● Exercise input:
══════

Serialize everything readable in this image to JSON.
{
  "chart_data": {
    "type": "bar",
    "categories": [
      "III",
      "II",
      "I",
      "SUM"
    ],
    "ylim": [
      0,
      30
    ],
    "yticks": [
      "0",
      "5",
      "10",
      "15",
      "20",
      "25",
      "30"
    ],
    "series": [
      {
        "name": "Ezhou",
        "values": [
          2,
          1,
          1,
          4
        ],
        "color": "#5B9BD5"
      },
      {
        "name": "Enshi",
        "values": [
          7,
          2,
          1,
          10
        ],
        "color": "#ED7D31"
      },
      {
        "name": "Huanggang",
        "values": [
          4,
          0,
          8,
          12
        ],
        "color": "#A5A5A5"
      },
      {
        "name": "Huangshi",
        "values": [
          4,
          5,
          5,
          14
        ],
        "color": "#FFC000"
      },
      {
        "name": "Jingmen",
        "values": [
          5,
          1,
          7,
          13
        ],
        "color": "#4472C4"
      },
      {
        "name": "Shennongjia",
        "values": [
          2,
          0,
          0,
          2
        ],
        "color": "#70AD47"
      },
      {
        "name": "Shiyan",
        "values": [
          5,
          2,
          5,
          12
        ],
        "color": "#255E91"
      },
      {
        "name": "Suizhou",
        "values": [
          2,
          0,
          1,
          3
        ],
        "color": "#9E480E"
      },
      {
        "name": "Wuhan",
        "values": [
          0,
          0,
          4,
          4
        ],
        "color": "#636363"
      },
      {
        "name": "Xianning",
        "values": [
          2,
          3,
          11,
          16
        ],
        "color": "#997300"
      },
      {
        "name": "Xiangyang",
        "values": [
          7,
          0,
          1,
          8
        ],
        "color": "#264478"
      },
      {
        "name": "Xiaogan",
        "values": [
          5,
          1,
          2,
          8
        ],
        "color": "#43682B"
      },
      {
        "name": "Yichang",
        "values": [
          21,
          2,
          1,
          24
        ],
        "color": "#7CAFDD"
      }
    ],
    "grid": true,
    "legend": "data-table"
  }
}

══════

● Exercise aim:
Print again each line of the listing above, exactly as it appears.

● Result of this exercise:
Serialize everything readable in this image to JSON.
{
  "chart_data": {
    "type": "bar",
    "categories": [
      "III",
      "II",
      "I",
      "SUM"
    ],
    "ylim": [
      0,
      30
    ],
    "yticks": [
      "0",
      "5",
      "10",
      "15",
      "20",
      "25",
      "30"
    ],
    "series": [
      {
        "name": "Ezhou",
        "values": [
          2,
          1,
          1,
          4
        ],
        "color": "#5B9BD5"
      },
      {
        "name": "Enshi",
        "values": [
          7,
          2,
          1,
          10
        ],
        "color": "#ED7D31"
      },
      {
        "name": "Huanggang",
        "values": [
          4,
          0,
          8,
          12
        ],
        "color": "#A5A5A5"
      },
      {
        "name": "Huangshi",
        "values": [
          4,
          5,
          5,
          14
        ],
        "color": "#FFC000"
      },
      {
        "name": "Jingmen",
        "values": [
          5,
          1,
          7,
          13
        ],
        "color": "#4472C4"
      },
      {
        "name": "Shennongjia",
        "values": [
          2,
          0,
          0,
          2
        ],
        "color": "#70AD47"
      },
      {
        "name": "Shiyan",
        "values": [
          5,
          2,
          5,
          12
        ],
        "color": "#255E91"
      },
      {
        "name": "Suizhou",
        "values": [
          2,
          0,
          1,
          3
        ],
        "color": "#9E480E"
      },
      {
        "name": "Wuhan",
        "values": [
          0,
          0,
          4,
          4
        ],
        "color": "#636363"
      },
      {
        "name": "Xianning",
        "values": [
          2,
          3,
          11,
          16
        ],
        "color": "#997300"
      },
      {
        "name": "Xiangyang",
        "values": [
          7,
          0,
          1,
          8
        ],
        "color": "#264478"
      },
      {
        "name": "Xiaogan",
        "values": [
          5,
          1,
          2,
          8
        ],
        "color": "#43682B"
      },
      {
        "name": "Yichang",
        "values": [
          21,
          2,
          1,
          24
        ],
        "color": "#7CAFDD"
      }
    ],
    "grid": true,
    "legend": "data-table"
  }
}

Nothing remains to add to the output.